- [AIM]: Omit the pictures and return every entry exactly as written.

- [INPUT MATERIAL]:
____________

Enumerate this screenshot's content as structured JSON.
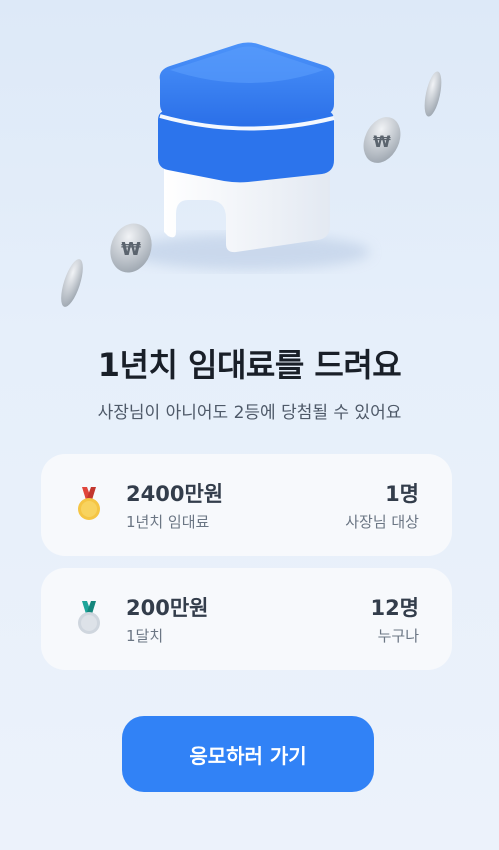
{
  "title": "1년치 임대료를 드려요",
  "subtitle": "사장님이 아니어도 2등에 당첨될 수 있어요",
  "prizes": [
    {
      "amount": "2400만원",
      "description": "1년치 임대료",
      "winners": "1명",
      "target": "사장님 대상",
      "medal": "gold-medal-icon"
    },
    {
      "amount": "200만원",
      "description": "1달치",
      "winners": "12명",
      "target": "누구나",
      "medal": "silver-medal-icon"
    }
  ],
  "cta_label": "응모하러 가기",
  "colors": {
    "accent": "#3182f6",
    "card": "#f7f9fc",
    "gold": "#f5c544",
    "silver": "#cfd6de"
  },
  "hero": {
    "coin_symbol": "₩"
  }
}
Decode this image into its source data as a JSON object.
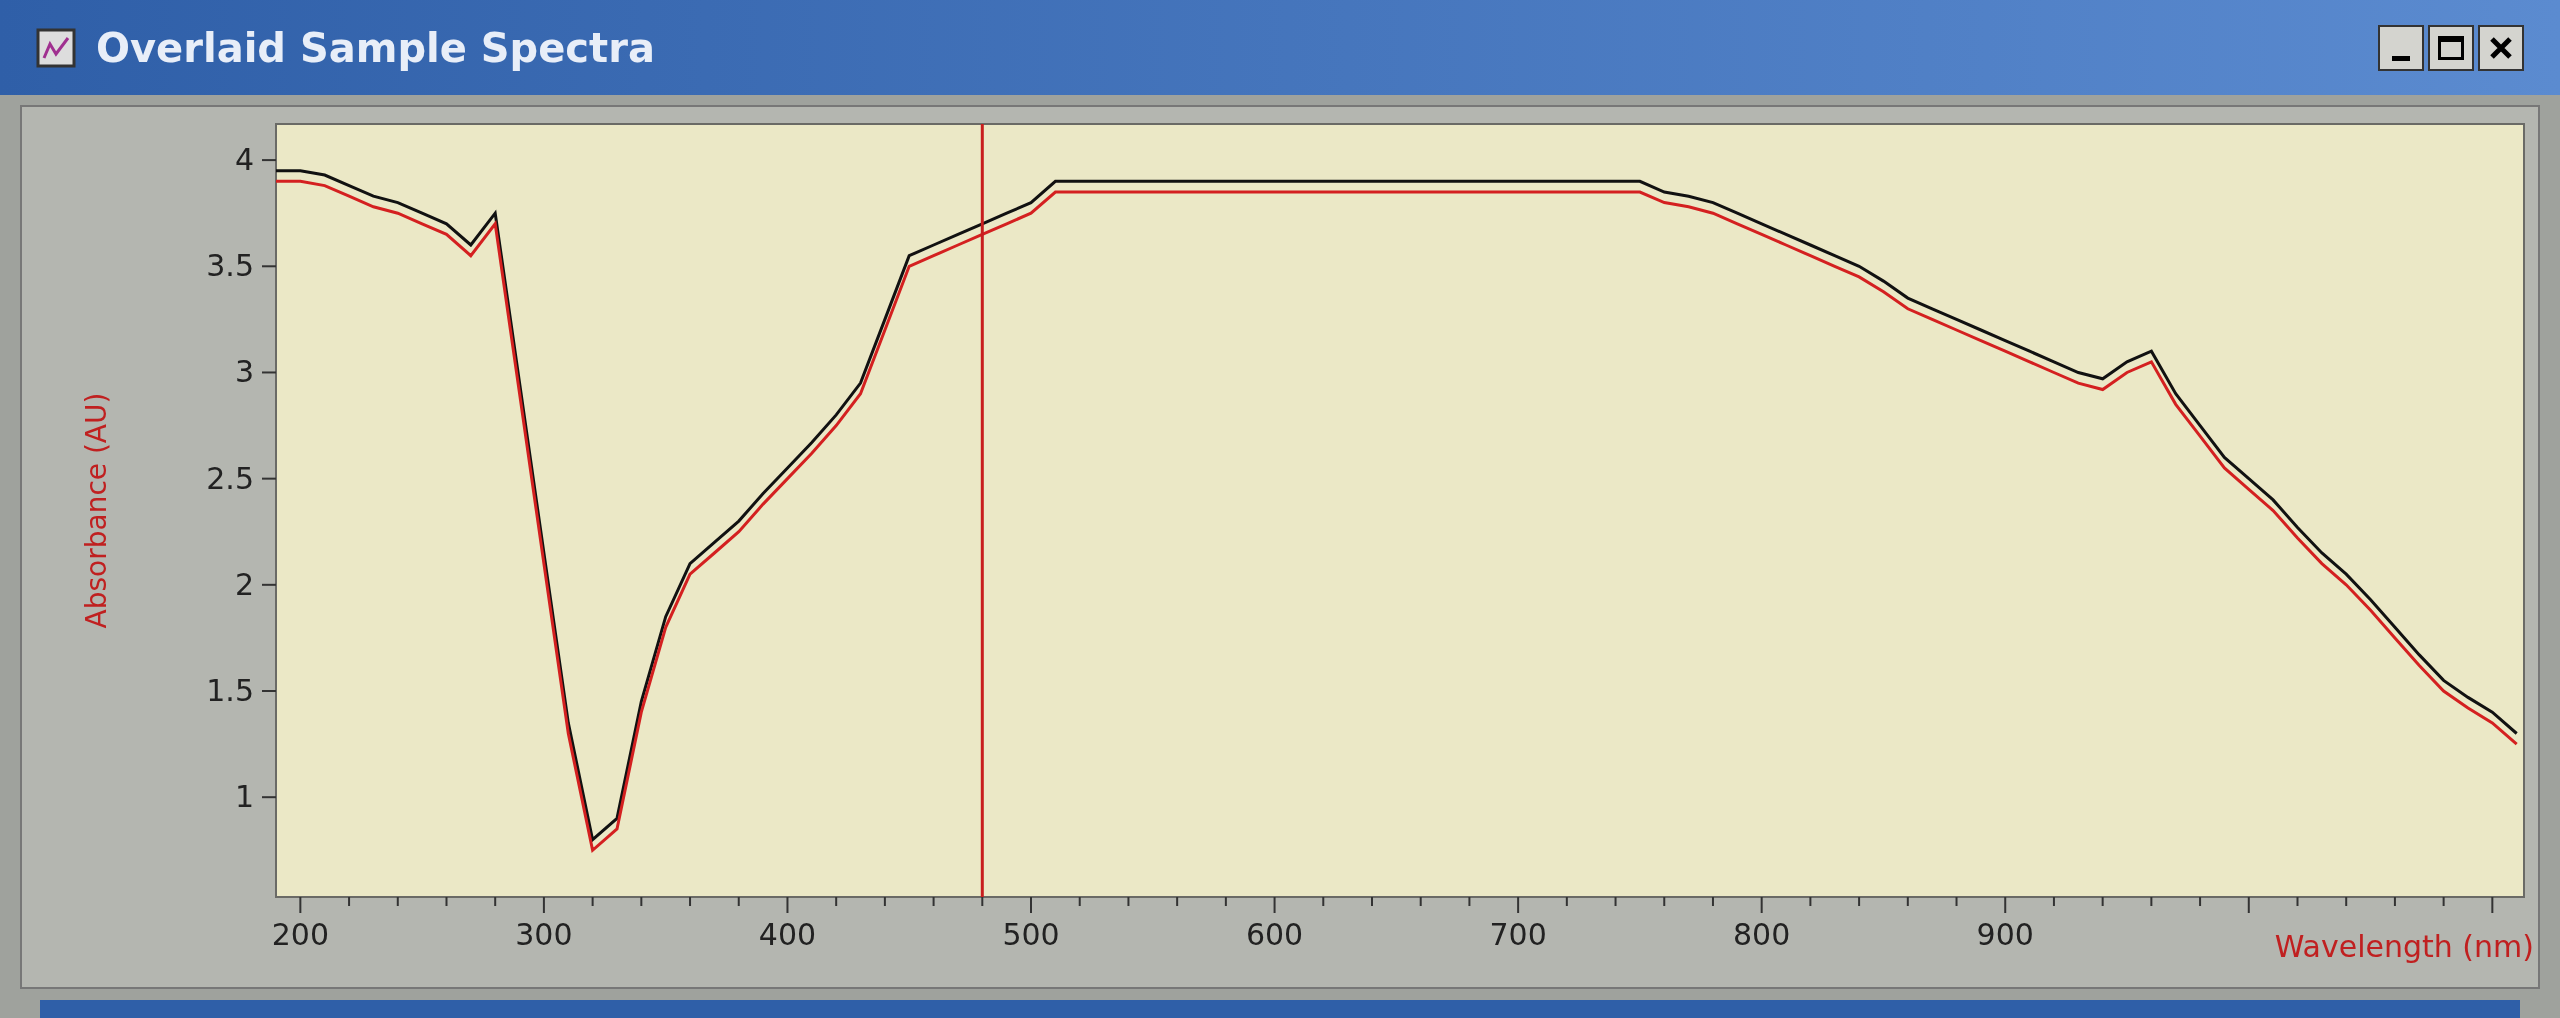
{
  "window": {
    "title": "Overlaid Sample Spectra"
  },
  "chart": {
    "chart_data": {
      "type": "line",
      "xlabel": "Wavelength (nm)",
      "ylabel": "Absorbance (AU)",
      "xlim": [
        190,
        1113
      ],
      "ylim": [
        0.53,
        4.17
      ],
      "xticks": [
        200,
        300,
        400,
        500,
        600,
        700,
        800,
        900
      ],
      "yticks": [
        1,
        1.5,
        2,
        2.5,
        3,
        3.5,
        4
      ],
      "x": [
        190,
        200,
        210,
        220,
        230,
        240,
        250,
        260,
        270,
        280,
        290,
        300,
        310,
        320,
        330,
        340,
        350,
        360,
        370,
        380,
        390,
        400,
        410,
        420,
        430,
        440,
        450,
        460,
        470,
        480,
        490,
        500,
        510,
        520,
        530,
        540,
        550,
        560,
        570,
        580,
        590,
        600,
        610,
        620,
        630,
        640,
        650,
        660,
        670,
        680,
        690,
        700,
        710,
        720,
        730,
        740,
        750,
        760,
        770,
        780,
        790,
        800,
        810,
        820,
        830,
        840,
        850,
        860,
        870,
        880,
        890,
        900,
        910,
        920,
        930,
        940,
        950,
        960,
        970,
        980,
        990,
        1000,
        1010,
        1020,
        1030,
        1040,
        1050,
        1060,
        1070,
        1080,
        1090,
        1100,
        1110
      ],
      "series": [
        {
          "color": "#111111",
          "values": [
            3.95,
            3.95,
            3.93,
            3.88,
            3.83,
            3.8,
            3.75,
            3.7,
            3.6,
            3.75,
            2.95,
            2.15,
            1.35,
            0.8,
            0.9,
            1.45,
            1.85,
            2.1,
            2.2,
            2.3,
            2.43,
            2.55,
            2.67,
            2.8,
            2.95,
            3.25,
            3.55,
            3.6,
            3.65,
            3.7,
            3.75,
            3.8,
            3.9,
            3.9,
            3.9,
            3.9,
            3.9,
            3.9,
            3.9,
            3.9,
            3.9,
            3.9,
            3.9,
            3.9,
            3.9,
            3.9,
            3.9,
            3.9,
            3.9,
            3.9,
            3.9,
            3.9,
            3.9,
            3.9,
            3.9,
            3.9,
            3.9,
            3.85,
            3.83,
            3.8,
            3.75,
            3.7,
            3.65,
            3.6,
            3.55,
            3.5,
            3.43,
            3.35,
            3.3,
            3.25,
            3.2,
            3.15,
            3.1,
            3.05,
            3.0,
            2.97,
            3.05,
            3.1,
            2.9,
            2.75,
            2.6,
            2.5,
            2.4,
            2.27,
            2.15,
            2.05,
            1.93,
            1.8,
            1.67,
            1.55,
            1.47,
            1.4,
            1.3
          ]
        },
        {
          "color": "#d42020",
          "values": [
            3.9,
            3.9,
            3.88,
            3.83,
            3.78,
            3.75,
            3.7,
            3.65,
            3.55,
            3.7,
            2.9,
            2.1,
            1.3,
            0.75,
            0.85,
            1.4,
            1.8,
            2.05,
            2.15,
            2.25,
            2.38,
            2.5,
            2.62,
            2.75,
            2.9,
            3.2,
            3.5,
            3.55,
            3.6,
            3.65,
            3.7,
            3.75,
            3.85,
            3.85,
            3.85,
            3.85,
            3.85,
            3.85,
            3.85,
            3.85,
            3.85,
            3.85,
            3.85,
            3.85,
            3.85,
            3.85,
            3.85,
            3.85,
            3.85,
            3.85,
            3.85,
            3.85,
            3.85,
            3.85,
            3.85,
            3.85,
            3.85,
            3.8,
            3.78,
            3.75,
            3.7,
            3.65,
            3.6,
            3.55,
            3.5,
            3.45,
            3.38,
            3.3,
            3.25,
            3.2,
            3.15,
            3.1,
            3.05,
            3.0,
            2.95,
            2.92,
            3.0,
            3.05,
            2.85,
            2.7,
            2.55,
            2.45,
            2.35,
            2.22,
            2.1,
            2.0,
            1.88,
            1.75,
            1.62,
            1.5,
            1.42,
            1.35,
            1.25
          ]
        }
      ],
      "ref_lines": [
        {
          "axis": "x",
          "value": 480,
          "color": "#c81e1e"
        }
      ]
    }
  }
}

____________

- [SOLVED EXERCISE]:
Enumerate this screenshot's content as structured JSON.
{
  "title": "1년치 임대료를 드려요",
  "subtitle": "사장님이 아니어도 2등에 당첨될 수 있어요",
  "prizes": [
    {
      "amount": "2400만원",
      "description": "1년치 임대료",
      "winners": "1명",
      "target": "사장님 대상",
      "medal": "gold-medal-icon"
    },
    {
      "amount": "200만원",
      "description": "1달치",
      "winners": "12명",
      "target": "누구나",
      "medal": "silver-medal-icon"
    }
  ],
  "cta_label": "응모하러 가기",
  "colors": {
    "accent": "#3182f6",
    "card": "#f7f9fc",
    "gold": "#f5c544",
    "silver": "#cfd6de"
  },
  "hero": {
    "coin_symbol": "₩"
  }
}
Decode this image into its source data as a JSON object.
{
  "window": {
    "title": "Overlaid Sample Spectra"
  },
  "chart": {
    "chart_data": {
      "type": "line",
      "xlabel": "Wavelength (nm)",
      "ylabel": "Absorbance (AU)",
      "xlim": [
        190,
        1113
      ],
      "ylim": [
        0.53,
        4.17
      ],
      "xticks": [
        200,
        300,
        400,
        500,
        600,
        700,
        800,
        900
      ],
      "yticks": [
        1,
        1.5,
        2,
        2.5,
        3,
        3.5,
        4
      ],
      "x": [
        190,
        200,
        210,
        220,
        230,
        240,
        250,
        260,
        270,
        280,
        290,
        300,
        310,
        320,
        330,
        340,
        350,
        360,
        370,
        380,
        390,
        400,
        410,
        420,
        430,
        440,
        450,
        460,
        470,
        480,
        490,
        500,
        510,
        520,
        530,
        540,
        550,
        560,
        570,
        580,
        590,
        600,
        610,
        620,
        630,
        640,
        650,
        660,
        670,
        680,
        690,
        700,
        710,
        720,
        730,
        740,
        750,
        760,
        770,
        780,
        790,
        800,
        810,
        820,
        830,
        840,
        850,
        860,
        870,
        880,
        890,
        900,
        910,
        920,
        930,
        940,
        950,
        960,
        970,
        980,
        990,
        1000,
        1010,
        1020,
        1030,
        1040,
        1050,
        1060,
        1070,
        1080,
        1090,
        1100,
        1110
      ],
      "series": [
        {
          "color": "#111111",
          "values": [
            3.95,
            3.95,
            3.93,
            3.88,
            3.83,
            3.8,
            3.75,
            3.7,
            3.6,
            3.75,
            2.95,
            2.15,
            1.35,
            0.8,
            0.9,
            1.45,
            1.85,
            2.1,
            2.2,
            2.3,
            2.43,
            2.55,
            2.67,
            2.8,
            2.95,
            3.25,
            3.55,
            3.6,
            3.65,
            3.7,
            3.75,
            3.8,
            3.9,
            3.9,
            3.9,
            3.9,
            3.9,
            3.9,
            3.9,
            3.9,
            3.9,
            3.9,
            3.9,
            3.9,
            3.9,
            3.9,
            3.9,
            3.9,
            3.9,
            3.9,
            3.9,
            3.9,
            3.9,
            3.9,
            3.9,
            3.9,
            3.9,
            3.85,
            3.83,
            3.8,
            3.75,
            3.7,
            3.65,
            3.6,
            3.55,
            3.5,
            3.43,
            3.35,
            3.3,
            3.25,
            3.2,
            3.15,
            3.1,
            3.05,
            3.0,
            2.97,
            3.05,
            3.1,
            2.9,
            2.75,
            2.6,
            2.5,
            2.4,
            2.27,
            2.15,
            2.05,
            1.93,
            1.8,
            1.67,
            1.55,
            1.47,
            1.4,
            1.3
          ]
        },
        {
          "color": "#d42020",
          "values": [
            3.9,
            3.9,
            3.88,
            3.83,
            3.78,
            3.75,
            3.7,
            3.65,
            3.55,
            3.7,
            2.9,
            2.1,
            1.3,
            0.75,
            0.85,
            1.4,
            1.8,
            2.05,
            2.15,
            2.25,
            2.38,
            2.5,
            2.62,
            2.75,
            2.9,
            3.2,
            3.5,
            3.55,
            3.6,
            3.65,
            3.7,
            3.75,
            3.85,
            3.85,
            3.85,
            3.85,
            3.85,
            3.85,
            3.85,
            3.85,
            3.85,
            3.85,
            3.85,
            3.85,
            3.85,
            3.85,
            3.85,
            3.85,
            3.85,
            3.85,
            3.85,
            3.85,
            3.85,
            3.85,
            3.85,
            3.85,
            3.85,
            3.8,
            3.78,
            3.75,
            3.7,
            3.65,
            3.6,
            3.55,
            3.5,
            3.45,
            3.38,
            3.3,
            3.25,
            3.2,
            3.15,
            3.1,
            3.05,
            3.0,
            2.95,
            2.92,
            3.0,
            3.05,
            2.85,
            2.7,
            2.55,
            2.45,
            2.35,
            2.22,
            2.1,
            2.0,
            1.88,
            1.75,
            1.62,
            1.5,
            1.42,
            1.35,
            1.25
          ]
        }
      ],
      "ref_lines": [
        {
          "axis": "x",
          "value": 480,
          "color": "#c81e1e"
        }
      ]
    }
  }
}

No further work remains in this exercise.